** start Exercise data **
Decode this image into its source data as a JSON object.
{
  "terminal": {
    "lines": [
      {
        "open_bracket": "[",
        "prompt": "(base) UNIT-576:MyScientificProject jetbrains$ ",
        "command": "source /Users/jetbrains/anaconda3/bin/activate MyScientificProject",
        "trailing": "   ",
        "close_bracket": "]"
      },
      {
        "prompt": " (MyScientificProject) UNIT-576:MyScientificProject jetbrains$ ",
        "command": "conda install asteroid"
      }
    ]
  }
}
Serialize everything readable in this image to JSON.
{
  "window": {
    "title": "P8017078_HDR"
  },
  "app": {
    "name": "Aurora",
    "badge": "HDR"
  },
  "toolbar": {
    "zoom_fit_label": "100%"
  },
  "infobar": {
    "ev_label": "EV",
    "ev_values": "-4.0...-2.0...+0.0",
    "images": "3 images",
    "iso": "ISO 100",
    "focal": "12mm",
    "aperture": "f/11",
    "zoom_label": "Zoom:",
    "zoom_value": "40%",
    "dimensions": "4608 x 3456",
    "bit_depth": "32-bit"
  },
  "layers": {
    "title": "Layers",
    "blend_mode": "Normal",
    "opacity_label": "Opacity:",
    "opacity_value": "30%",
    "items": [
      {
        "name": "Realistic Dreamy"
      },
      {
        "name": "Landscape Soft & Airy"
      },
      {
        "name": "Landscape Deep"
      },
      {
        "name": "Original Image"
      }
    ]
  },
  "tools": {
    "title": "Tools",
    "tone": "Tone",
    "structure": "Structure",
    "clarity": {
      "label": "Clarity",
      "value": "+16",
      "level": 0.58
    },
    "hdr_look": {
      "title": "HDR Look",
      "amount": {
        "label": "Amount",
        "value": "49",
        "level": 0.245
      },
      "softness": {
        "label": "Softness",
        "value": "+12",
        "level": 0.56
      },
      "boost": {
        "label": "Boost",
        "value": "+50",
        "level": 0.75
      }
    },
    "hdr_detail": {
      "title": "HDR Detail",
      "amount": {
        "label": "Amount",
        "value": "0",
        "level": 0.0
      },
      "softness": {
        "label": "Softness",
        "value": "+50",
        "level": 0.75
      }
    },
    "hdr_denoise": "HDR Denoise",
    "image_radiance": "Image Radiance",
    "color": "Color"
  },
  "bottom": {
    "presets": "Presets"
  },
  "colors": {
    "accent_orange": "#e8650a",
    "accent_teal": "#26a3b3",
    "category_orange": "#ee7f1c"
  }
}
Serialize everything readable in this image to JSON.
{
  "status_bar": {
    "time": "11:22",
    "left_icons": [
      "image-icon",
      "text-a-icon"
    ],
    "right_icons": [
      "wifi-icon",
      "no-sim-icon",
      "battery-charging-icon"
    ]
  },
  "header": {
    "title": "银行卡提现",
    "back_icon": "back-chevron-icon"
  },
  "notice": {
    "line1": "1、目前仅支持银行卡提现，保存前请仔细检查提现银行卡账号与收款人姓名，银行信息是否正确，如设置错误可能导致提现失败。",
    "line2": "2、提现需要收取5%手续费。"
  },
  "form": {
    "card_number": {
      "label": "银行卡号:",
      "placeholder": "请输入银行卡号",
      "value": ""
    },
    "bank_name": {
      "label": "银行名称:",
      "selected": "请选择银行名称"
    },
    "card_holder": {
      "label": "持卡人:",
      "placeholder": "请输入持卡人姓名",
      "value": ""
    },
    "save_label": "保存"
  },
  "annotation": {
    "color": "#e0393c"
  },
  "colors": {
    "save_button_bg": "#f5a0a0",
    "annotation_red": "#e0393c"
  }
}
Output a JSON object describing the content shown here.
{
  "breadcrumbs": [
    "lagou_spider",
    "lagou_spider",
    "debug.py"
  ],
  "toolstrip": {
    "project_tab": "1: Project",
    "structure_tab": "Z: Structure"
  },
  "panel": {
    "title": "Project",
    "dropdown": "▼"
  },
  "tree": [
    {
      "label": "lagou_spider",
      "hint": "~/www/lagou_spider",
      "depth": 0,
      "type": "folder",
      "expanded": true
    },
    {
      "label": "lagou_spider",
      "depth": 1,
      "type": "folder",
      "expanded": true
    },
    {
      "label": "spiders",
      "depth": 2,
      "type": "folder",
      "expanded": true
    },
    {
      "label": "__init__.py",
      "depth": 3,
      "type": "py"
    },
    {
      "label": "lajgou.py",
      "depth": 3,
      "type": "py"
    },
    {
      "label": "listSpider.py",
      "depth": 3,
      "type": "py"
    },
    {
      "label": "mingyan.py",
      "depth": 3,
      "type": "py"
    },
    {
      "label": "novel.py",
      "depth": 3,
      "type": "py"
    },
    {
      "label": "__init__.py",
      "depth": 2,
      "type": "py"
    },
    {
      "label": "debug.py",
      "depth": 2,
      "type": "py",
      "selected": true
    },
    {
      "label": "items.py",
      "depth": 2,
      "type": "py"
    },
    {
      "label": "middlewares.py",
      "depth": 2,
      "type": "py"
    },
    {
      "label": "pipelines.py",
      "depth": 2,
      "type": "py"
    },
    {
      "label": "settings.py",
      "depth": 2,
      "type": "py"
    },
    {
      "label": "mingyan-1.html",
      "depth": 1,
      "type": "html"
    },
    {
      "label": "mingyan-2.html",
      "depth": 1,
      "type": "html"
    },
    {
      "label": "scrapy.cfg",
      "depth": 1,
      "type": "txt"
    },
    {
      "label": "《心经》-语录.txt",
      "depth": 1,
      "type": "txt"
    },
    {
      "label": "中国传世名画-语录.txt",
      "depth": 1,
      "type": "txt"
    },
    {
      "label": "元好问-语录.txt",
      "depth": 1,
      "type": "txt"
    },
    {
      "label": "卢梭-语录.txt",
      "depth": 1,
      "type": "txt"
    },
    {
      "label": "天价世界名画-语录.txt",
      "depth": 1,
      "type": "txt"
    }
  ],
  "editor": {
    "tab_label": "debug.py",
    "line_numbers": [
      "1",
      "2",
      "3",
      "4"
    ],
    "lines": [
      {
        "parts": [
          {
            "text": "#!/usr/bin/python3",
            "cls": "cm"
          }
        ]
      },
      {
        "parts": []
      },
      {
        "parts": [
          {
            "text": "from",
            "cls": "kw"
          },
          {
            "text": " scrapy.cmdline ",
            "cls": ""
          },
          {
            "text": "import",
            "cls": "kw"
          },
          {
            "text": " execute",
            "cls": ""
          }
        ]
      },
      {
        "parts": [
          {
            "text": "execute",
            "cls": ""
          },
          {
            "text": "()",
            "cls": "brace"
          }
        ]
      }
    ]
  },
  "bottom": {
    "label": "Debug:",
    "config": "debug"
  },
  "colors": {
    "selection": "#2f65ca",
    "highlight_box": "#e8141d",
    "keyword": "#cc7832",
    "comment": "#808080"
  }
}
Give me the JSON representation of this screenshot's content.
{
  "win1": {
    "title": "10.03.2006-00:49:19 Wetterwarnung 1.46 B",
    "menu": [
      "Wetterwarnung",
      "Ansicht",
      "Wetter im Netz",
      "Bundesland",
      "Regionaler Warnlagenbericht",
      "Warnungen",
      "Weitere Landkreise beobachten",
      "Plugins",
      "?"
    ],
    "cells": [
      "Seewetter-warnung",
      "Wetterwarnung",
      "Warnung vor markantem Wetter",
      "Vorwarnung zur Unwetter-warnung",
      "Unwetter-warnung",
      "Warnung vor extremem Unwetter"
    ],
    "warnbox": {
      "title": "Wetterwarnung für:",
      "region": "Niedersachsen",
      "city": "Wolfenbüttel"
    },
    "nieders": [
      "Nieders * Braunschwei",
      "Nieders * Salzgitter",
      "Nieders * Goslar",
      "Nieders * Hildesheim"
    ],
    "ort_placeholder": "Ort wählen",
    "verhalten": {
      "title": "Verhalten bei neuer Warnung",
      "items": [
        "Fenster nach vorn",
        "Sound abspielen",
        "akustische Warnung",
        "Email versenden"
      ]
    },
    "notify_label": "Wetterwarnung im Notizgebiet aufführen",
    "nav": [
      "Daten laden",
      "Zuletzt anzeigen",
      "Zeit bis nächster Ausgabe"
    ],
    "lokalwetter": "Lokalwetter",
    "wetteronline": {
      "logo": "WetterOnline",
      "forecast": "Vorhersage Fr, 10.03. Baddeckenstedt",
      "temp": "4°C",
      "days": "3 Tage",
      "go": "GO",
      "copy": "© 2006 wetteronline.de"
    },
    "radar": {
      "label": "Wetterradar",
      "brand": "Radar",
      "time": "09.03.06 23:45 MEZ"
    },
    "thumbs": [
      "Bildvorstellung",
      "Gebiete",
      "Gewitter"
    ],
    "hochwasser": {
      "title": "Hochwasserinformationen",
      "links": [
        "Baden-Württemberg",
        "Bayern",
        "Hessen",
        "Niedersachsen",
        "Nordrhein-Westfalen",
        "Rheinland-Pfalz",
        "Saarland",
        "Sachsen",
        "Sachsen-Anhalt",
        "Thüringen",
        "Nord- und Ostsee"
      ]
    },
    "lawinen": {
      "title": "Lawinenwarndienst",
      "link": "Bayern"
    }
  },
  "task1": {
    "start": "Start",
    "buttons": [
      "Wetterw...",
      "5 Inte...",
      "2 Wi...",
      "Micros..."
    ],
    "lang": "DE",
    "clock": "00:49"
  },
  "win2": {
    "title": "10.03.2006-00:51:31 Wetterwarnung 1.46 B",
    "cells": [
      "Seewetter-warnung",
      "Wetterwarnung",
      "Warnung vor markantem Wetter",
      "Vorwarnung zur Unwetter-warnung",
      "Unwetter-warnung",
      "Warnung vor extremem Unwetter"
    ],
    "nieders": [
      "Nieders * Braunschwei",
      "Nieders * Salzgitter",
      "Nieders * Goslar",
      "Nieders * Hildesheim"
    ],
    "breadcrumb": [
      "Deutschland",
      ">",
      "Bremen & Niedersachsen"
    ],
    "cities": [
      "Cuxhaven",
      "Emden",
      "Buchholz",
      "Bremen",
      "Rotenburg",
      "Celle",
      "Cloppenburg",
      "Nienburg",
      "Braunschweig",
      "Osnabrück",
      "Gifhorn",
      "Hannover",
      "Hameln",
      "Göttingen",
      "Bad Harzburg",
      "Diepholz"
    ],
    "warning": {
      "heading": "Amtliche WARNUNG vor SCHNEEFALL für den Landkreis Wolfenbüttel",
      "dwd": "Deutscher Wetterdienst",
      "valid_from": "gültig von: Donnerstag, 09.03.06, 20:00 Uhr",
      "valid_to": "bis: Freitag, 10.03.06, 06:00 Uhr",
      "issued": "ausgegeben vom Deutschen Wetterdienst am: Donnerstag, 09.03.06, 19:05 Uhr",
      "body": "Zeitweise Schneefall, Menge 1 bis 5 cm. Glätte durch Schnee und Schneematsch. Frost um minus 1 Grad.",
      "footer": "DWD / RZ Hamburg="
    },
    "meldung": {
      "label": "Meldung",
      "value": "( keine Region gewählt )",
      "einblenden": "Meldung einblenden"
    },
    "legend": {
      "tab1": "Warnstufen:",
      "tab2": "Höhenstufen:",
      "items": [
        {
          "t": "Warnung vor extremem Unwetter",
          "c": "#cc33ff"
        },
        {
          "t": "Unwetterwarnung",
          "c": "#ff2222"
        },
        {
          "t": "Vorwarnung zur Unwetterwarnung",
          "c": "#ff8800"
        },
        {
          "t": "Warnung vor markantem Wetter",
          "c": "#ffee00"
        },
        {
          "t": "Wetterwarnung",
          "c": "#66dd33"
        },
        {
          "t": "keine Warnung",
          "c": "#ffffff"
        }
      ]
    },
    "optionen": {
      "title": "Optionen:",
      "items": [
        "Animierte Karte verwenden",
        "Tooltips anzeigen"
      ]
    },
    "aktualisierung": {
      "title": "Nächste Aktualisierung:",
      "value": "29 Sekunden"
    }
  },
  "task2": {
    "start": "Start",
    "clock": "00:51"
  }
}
** end Exercise data **
Copy down every line of the material above that includes the string "jetbrains".

        "prompt": "(base) UNIT-576:MyScientificProject jetbrains$ ",
        "command": "source /Users/jetbrains/anaconda3/bin/activate MyScientificProject",
        "prompt": " (MyScientificProject) UNIT-576:MyScientificProject jetbrains$ ",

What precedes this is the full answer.